- [SHORT PROBLEM]: Write out all of the lines below, exactly and completely.
[START OF INPUT MATERIAL]
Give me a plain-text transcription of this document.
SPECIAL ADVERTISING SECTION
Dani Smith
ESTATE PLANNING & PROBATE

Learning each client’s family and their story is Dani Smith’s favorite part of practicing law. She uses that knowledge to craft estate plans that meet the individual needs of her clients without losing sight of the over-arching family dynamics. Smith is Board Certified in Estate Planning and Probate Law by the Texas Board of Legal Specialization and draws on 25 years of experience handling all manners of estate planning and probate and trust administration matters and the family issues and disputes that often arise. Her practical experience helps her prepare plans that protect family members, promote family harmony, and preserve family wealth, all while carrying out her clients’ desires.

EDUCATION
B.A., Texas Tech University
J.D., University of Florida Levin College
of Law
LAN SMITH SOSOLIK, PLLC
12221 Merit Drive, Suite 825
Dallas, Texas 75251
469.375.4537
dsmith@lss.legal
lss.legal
[END OF INPUT MATERIAL]
- [RESPONSE TO THE EXERCISE]:
Give me a plain-text transcription of this document.
SPECIAL ADVERTISING SECTION
Dani Smith
ESTATE PLANNING & PROBATE

Learning each client’s family and their story is Dani Smith’s favorite part of practicing law. She uses that knowledge to craft estate plans that meet the individual needs of her clients without losing sight of the over-arching family dynamics. Smith is Board Certified in Estate Planning and Probate Law by the Texas Board of Legal Specialization and draws on 25 years of experience handling all manners of estate planning and probate and trust administration matters and the family issues and disputes that often arise. Her practical experience helps her prepare plans that protect family members, promote family harmony, and preserve family wealth, all while carrying out her clients’ desires.

EDUCATION
B.A., Texas Tech University
J.D., University of Florida Levin College
of Law
LAN SMITH SOSOLIK, PLLC
12221 Merit Drive, Suite 825
Dallas, Texas 75251
469.375.4537
dsmith@lss.legal
lss.legal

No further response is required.